◆ Records to use
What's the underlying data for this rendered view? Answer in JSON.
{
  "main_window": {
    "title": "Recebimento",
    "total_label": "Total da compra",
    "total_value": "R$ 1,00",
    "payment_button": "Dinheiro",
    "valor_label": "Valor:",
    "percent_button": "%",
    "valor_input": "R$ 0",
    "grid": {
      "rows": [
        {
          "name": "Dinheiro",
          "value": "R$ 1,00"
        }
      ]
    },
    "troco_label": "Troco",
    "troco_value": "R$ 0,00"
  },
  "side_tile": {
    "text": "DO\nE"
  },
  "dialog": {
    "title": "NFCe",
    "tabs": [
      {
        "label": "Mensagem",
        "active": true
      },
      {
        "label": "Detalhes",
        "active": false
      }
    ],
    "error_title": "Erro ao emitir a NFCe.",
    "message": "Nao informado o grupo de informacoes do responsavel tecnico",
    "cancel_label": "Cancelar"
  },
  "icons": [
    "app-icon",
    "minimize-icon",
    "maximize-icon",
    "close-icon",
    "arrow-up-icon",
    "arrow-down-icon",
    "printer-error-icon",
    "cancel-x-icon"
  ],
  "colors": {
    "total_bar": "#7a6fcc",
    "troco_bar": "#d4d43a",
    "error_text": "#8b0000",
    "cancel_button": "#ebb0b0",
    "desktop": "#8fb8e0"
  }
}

◆ Task directions
Across the data, tally the lines containing "Dinheiro" and give back the number alone.

◆ Task result
2